*AIM:* Output every entry exactly as written, but omit the pictures.

__________________________________________________

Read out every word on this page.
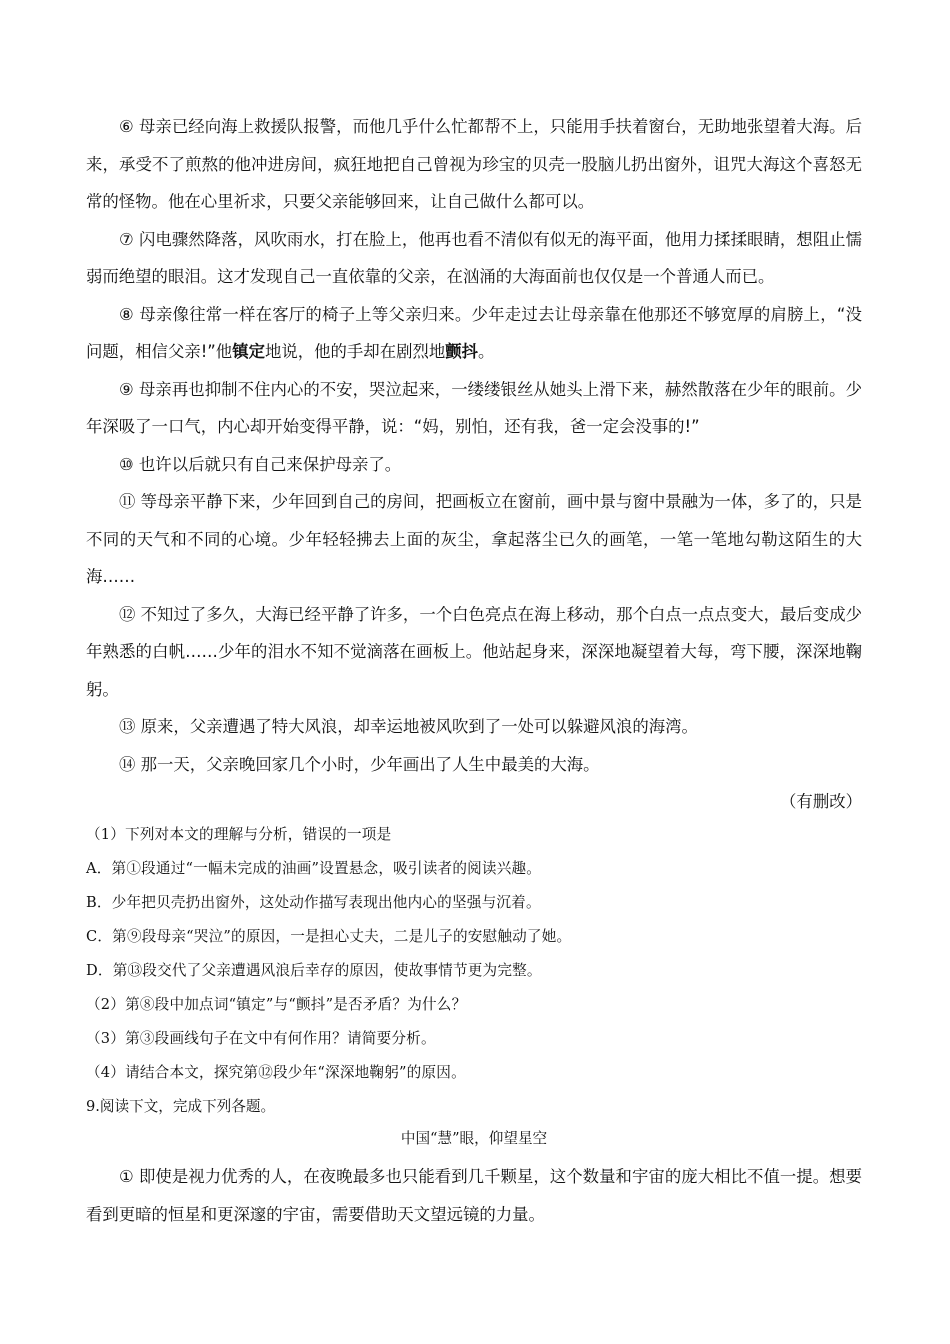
⑥ 母亲已经向海上救援队报警，而他几乎什么忙都帮不上，只能用手扶着窗台，无助地张望着大海。后来，承受不了煎熬的他冲进房间，疯狂地把自己曾视为珍宝的贝壳一股脑儿扔出窗外，诅咒大海这个喜怒无常的怪物。他在心里祈求，只要父亲能够回来，让自己做什么都可以。

⑦ 闪电骤然降落，风吹雨水，打在脸上，他再也看不清似有似无的海平面，他用力揉揉眼睛，想阻止懦弱而绝望的眼泪。这才发现自己一直依靠的父亲，在汹涌的大海面前也仅仅是一个普通人而已。

⑧ 母亲像往常一样在客厅的椅子上等父亲归来。少年走过去让母亲靠在他那还不够宽厚的肩膀上，“没问题，相信父亲!”他镇定地说，他的手却在剧烈地颤抖。

⑨ 母亲再也抑制不住内心的不安，哭泣起来，一缕缕银丝从她头上滑下来，赫然散落在少年的眼前。少年深吸了一口气，内心却开始变得平静，说：“妈，别怕，还有我，爸一定会没事的!”

⑩ 也许以后就只有自己来保护母亲了。

⑪ 等母亲平静下来，少年回到自己的房间，把画板立在窗前，画中景与窗中景融为一体，多了的，只是不同的天气和不同的心境。少年轻轻拂去上面的灰尘，拿起落尘已久的画笔，一笔一笔地勾勒这陌生的大海……

⑫ 不知过了多久，大海已经平静了许多，一个白色亮点在海上移动，那个白点一点点变大，最后变成少年熟悉的白帆……少年的泪水不知不觉滴落在画板上。他站起身来，深深地凝望着大每，弯下腰，深深地鞠躬。

⑬ 原来，父亲遭遇了特大风浪，却幸运地被风吹到了一处可以躲避风浪的海湾。

⑭ 那一天，父亲晚回家几个小时，少年画出了人生中最美的大海。

（有删改）

（1）下列对本文的理解与分析，错误的一项是

A．第①段通过“一幅未完成的油画”设置悬念，吸引读者的阅读兴趣。

B．少年把贝壳扔出窗外，这处动作描写表现出他内心的坚强与沉着。

C．第⑨段母亲“哭泣”的原因，一是担心丈夫，二是儿子的安慰触动了她。

D．第⑬段交代了父亲遭遇风浪后幸存的原因，使故事情节更为完整。

（2）第⑧段中加点词“镇定”与“颤抖”是否矛盾？为什么？

（3）第③段画线句子在文中有何作用？请简要分析。

（4）请结合本文，探究第⑫段少年“深深地鞠躬”的原因。

9.阅读下文，完成下列各题。

中国“慧”眼，仰望星空

① 即使是视力优秀的人，在夜晚最多也只能看到几千颗星，这个数量和宇宙的庞大相比不值一提。想要看到更暗的恒星和更深邃的宇宙，需要借助天文望远镜的力量。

__________________________________________________

*REPLY:*
Read out every word on this page.
⑥ 母亲已经向海上救援队报警，而他几乎什么忙都帮不上，只能用手扶着窗台，无助地张望着大海。后来，承受不了煎熬的他冲进房间，疯狂地把自己曾视为珍宝的贝壳一股脑儿扔出窗外，诅咒大海这个喜怒无常的怪物。他在心里祈求，只要父亲能够回来，让自己做什么都可以。

⑦ 闪电骤然降落，风吹雨水，打在脸上，他再也看不清似有似无的海平面，他用力揉揉眼睛，想阻止懦弱而绝望的眼泪。这才发现自己一直依靠的父亲，在汹涌的大海面前也仅仅是一个普通人而已。

⑧ 母亲像往常一样在客厅的椅子上等父亲归来。少年走过去让母亲靠在他那还不够宽厚的肩膀上，“没问题，相信父亲!”他镇定地说，他的手却在剧烈地颤抖。

⑨ 母亲再也抑制不住内心的不安，哭泣起来，一缕缕银丝从她头上滑下来，赫然散落在少年的眼前。少年深吸了一口气，内心却开始变得平静，说：“妈，别怕，还有我，爸一定会没事的!”

⑩ 也许以后就只有自己来保护母亲了。

⑪ 等母亲平静下来，少年回到自己的房间，把画板立在窗前，画中景与窗中景融为一体，多了的，只是不同的天气和不同的心境。少年轻轻拂去上面的灰尘，拿起落尘已久的画笔，一笔一笔地勾勒这陌生的大海……

⑫ 不知过了多久，大海已经平静了许多，一个白色亮点在海上移动，那个白点一点点变大，最后变成少年熟悉的白帆……少年的泪水不知不觉滴落在画板上。他站起身来，深深地凝望着大每，弯下腰，深深地鞠躬。

⑬ 原来，父亲遭遇了特大风浪，却幸运地被风吹到了一处可以躲避风浪的海湾。

⑭ 那一天，父亲晚回家几个小时，少年画出了人生中最美的大海。

（有删改）

（1）下列对本文的理解与分析，错误的一项是

A．第①段通过“一幅未完成的油画”设置悬念，吸引读者的阅读兴趣。

B．少年把贝壳扔出窗外，这处动作描写表现出他内心的坚强与沉着。

C．第⑨段母亲“哭泣”的原因，一是担心丈夫，二是儿子的安慰触动了她。

D．第⑬段交代了父亲遭遇风浪后幸存的原因，使故事情节更为完整。

（2）第⑧段中加点词“镇定”与“颤抖”是否矛盾？为什么？

（3）第③段画线句子在文中有何作用？请简要分析。

（4）请结合本文，探究第⑫段少年“深深地鞠躬”的原因。

9.阅读下文，完成下列各题。

中国“慧”眼，仰望星空

① 即使是视力优秀的人，在夜晚最多也只能看到几千颗星，这个数量和宇宙的庞大相比不值一提。想要看到更暗的恒星和更深邃的宇宙，需要借助天文望远镜的力量。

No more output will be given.